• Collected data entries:
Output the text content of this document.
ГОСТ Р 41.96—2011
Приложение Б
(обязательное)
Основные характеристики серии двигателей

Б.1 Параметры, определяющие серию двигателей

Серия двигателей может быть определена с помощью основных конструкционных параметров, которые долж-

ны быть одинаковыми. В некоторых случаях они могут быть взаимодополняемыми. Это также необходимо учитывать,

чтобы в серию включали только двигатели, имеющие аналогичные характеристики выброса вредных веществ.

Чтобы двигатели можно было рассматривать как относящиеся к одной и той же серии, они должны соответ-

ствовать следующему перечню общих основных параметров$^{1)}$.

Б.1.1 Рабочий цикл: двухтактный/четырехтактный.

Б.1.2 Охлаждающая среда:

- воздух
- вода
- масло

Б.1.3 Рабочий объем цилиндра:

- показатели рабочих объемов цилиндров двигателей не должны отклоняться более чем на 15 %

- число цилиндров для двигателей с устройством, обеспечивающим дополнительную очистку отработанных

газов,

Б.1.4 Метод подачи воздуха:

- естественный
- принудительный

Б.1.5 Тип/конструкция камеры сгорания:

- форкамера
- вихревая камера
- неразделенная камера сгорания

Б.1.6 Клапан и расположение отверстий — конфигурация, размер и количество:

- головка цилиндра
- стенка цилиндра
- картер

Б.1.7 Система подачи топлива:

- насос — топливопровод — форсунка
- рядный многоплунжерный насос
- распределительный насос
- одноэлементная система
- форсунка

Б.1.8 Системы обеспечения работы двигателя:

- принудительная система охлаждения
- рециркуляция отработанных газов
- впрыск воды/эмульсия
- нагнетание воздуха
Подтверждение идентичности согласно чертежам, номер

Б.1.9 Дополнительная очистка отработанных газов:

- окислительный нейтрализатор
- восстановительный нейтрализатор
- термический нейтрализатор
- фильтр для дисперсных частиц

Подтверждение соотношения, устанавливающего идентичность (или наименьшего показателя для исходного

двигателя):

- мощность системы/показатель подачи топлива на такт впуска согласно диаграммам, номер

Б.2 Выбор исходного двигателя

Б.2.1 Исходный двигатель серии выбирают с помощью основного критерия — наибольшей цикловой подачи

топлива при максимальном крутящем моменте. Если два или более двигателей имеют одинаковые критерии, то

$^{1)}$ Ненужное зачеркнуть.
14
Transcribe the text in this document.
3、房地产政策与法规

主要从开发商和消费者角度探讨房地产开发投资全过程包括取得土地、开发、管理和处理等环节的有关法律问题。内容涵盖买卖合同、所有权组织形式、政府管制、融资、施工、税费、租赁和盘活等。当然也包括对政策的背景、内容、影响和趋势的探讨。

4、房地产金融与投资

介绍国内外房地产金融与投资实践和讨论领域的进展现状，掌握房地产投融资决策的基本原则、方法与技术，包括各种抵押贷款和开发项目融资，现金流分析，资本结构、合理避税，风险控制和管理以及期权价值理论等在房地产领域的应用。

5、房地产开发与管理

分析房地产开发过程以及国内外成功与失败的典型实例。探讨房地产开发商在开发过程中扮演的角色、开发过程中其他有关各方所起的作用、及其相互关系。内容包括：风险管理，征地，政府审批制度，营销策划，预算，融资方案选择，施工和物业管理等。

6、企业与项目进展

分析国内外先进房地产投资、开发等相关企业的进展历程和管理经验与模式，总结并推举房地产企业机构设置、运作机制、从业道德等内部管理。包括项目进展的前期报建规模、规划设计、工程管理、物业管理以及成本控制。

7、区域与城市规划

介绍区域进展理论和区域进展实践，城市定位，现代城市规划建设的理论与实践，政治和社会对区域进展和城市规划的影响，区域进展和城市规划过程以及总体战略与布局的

• What is being asked: Look through the data and gather every line with the string "отработанных" in it.

• Correct output:
- число цилиндров для двигателей с устройством, обеспечивающим дополнительную очистку отработанных
- рециркуляция отработанных газов
Б.1.9 Дополнительная очистка отработанных газов:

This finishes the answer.